» **DIRECTIONS**
From the entries below, copy every line holding the word "Sonde".
- - - - -
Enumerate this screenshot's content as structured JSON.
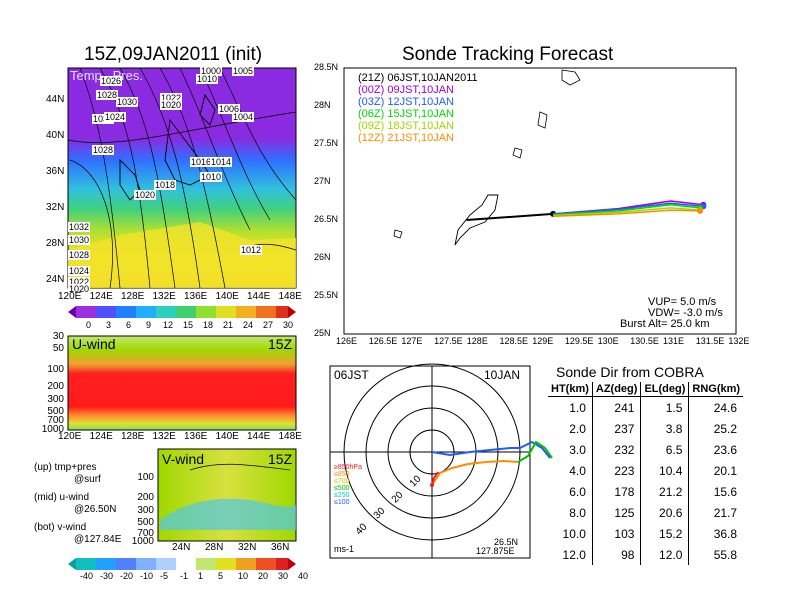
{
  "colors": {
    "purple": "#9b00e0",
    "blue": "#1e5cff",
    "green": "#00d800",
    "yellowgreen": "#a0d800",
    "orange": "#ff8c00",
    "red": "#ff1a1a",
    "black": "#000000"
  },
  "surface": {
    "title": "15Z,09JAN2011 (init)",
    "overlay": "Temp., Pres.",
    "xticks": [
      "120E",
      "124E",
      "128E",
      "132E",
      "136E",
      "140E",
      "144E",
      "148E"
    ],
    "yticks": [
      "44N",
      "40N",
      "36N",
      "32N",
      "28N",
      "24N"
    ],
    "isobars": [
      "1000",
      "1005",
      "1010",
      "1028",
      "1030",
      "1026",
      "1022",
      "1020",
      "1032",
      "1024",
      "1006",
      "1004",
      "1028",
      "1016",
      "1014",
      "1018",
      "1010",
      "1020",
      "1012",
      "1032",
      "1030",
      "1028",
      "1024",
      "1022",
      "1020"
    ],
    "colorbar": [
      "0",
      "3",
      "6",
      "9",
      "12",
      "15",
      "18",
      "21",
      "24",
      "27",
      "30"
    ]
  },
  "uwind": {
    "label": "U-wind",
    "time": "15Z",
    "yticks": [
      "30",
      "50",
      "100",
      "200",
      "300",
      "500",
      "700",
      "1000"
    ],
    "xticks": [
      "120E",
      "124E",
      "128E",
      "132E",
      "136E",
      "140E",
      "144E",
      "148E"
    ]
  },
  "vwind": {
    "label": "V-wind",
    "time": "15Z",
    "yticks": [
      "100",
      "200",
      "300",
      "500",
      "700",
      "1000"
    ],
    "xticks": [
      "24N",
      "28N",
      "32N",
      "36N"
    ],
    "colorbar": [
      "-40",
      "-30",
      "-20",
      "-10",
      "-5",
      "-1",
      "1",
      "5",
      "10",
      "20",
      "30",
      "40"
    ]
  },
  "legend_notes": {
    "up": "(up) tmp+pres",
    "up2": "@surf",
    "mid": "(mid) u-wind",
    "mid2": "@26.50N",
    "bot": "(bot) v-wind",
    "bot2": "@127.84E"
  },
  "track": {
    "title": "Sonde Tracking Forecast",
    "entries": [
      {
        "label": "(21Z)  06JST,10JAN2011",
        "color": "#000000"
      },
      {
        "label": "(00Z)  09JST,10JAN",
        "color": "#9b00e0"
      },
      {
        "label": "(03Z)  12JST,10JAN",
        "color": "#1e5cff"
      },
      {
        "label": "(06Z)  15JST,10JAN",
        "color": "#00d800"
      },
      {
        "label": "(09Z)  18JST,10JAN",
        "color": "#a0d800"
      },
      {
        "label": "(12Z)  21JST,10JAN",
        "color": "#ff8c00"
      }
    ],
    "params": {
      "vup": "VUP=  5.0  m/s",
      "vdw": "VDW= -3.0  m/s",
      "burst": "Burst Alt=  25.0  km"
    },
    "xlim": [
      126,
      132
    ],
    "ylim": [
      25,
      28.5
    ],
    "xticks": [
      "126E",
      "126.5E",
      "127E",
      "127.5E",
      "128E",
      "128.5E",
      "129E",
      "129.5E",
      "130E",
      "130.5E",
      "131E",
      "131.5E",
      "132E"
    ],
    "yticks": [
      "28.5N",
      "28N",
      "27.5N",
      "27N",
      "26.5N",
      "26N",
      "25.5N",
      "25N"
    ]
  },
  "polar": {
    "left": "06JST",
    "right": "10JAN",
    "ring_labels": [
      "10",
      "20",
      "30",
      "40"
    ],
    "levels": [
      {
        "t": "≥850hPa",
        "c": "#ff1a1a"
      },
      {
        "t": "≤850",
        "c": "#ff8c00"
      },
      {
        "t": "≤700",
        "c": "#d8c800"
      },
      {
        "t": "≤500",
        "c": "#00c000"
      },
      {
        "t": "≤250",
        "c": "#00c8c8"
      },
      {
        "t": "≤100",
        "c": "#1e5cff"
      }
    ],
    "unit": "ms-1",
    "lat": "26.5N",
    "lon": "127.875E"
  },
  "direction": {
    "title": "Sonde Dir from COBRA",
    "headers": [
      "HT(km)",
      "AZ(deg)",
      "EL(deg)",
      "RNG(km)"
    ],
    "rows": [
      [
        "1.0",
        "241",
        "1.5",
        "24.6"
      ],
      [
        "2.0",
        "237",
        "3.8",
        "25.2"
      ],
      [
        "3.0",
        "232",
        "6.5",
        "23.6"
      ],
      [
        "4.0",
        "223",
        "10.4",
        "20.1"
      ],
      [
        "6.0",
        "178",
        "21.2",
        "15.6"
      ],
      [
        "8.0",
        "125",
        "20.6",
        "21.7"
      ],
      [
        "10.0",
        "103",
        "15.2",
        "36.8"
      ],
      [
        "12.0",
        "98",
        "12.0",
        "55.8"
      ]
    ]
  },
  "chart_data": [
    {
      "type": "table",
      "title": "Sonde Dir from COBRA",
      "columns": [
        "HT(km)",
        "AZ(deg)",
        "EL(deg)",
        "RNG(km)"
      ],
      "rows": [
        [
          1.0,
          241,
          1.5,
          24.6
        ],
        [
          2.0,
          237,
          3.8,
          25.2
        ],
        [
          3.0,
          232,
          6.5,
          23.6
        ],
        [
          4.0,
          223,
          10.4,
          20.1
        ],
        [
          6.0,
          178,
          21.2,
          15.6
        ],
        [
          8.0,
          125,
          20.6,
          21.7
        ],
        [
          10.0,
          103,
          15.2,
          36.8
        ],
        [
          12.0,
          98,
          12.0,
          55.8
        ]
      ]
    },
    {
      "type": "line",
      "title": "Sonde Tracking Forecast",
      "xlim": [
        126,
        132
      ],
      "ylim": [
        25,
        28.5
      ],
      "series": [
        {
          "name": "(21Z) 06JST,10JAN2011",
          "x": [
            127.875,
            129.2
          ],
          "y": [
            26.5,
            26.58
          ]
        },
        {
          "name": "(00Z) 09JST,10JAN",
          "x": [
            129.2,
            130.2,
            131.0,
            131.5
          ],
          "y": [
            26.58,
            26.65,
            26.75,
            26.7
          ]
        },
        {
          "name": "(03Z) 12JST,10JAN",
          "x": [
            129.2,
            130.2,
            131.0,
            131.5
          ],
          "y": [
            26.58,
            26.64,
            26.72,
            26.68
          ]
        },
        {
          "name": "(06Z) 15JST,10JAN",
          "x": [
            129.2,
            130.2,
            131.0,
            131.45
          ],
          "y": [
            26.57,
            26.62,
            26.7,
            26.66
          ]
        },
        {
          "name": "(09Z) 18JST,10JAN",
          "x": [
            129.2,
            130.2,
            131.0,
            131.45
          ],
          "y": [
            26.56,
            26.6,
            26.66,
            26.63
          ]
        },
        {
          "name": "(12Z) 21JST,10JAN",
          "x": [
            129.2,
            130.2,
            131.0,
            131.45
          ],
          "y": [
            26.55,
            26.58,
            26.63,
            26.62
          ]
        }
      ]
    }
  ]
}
- - - - -
» **FINAL RESULT**
    "title": "Sonde Tracking Forecast",
    "title": "Sonde Dir from COBRA",
      "title": "Sonde Dir from COBRA",
      "title": "Sonde Tracking Forecast",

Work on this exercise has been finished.